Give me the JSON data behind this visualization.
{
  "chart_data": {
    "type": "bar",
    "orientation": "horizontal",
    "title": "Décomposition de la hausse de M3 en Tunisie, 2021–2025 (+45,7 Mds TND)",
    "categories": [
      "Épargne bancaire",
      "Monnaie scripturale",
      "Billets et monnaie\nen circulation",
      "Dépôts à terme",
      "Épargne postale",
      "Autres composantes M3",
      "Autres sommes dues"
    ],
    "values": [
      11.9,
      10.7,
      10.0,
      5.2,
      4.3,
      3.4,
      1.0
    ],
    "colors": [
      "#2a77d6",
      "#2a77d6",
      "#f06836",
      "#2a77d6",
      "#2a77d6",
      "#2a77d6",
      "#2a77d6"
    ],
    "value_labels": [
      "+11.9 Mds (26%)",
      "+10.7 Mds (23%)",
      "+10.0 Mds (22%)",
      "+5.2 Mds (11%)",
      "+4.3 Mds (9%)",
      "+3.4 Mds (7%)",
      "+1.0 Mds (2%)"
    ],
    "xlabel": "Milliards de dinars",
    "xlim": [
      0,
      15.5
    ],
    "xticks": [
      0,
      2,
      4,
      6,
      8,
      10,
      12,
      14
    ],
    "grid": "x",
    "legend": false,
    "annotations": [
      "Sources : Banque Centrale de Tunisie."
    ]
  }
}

------------------------------------

- **What is required**
Without changing a word, restate the whole listing.

- **Output of the exercise**
Give me the JSON data behind this visualization.
{
  "chart_data": {
    "type": "bar",
    "orientation": "horizontal",
    "title": "Décomposition de la hausse de M3 en Tunisie, 2021–2025 (+45,7 Mds TND)",
    "categories": [
      "Épargne bancaire",
      "Monnaie scripturale",
      "Billets et monnaie\nen circulation",
      "Dépôts à terme",
      "Épargne postale",
      "Autres composantes M3",
      "Autres sommes dues"
    ],
    "values": [
      11.9,
      10.7,
      10.0,
      5.2,
      4.3,
      3.4,
      1.0
    ],
    "colors": [
      "#2a77d6",
      "#2a77d6",
      "#f06836",
      "#2a77d6",
      "#2a77d6",
      "#2a77d6",
      "#2a77d6"
    ],
    "value_labels": [
      "+11.9 Mds (26%)",
      "+10.7 Mds (23%)",
      "+10.0 Mds (22%)",
      "+5.2 Mds (11%)",
      "+4.3 Mds (9%)",
      "+3.4 Mds (7%)",
      "+1.0 Mds (2%)"
    ],
    "xlabel": "Milliards de dinars",
    "xlim": [
      0,
      15.5
    ],
    "xticks": [
      0,
      2,
      4,
      6,
      8,
      10,
      12,
      14
    ],
    "grid": "x",
    "legend": false,
    "annotations": [
      "Sources : Banque Centrale de Tunisie."
    ]
  }
}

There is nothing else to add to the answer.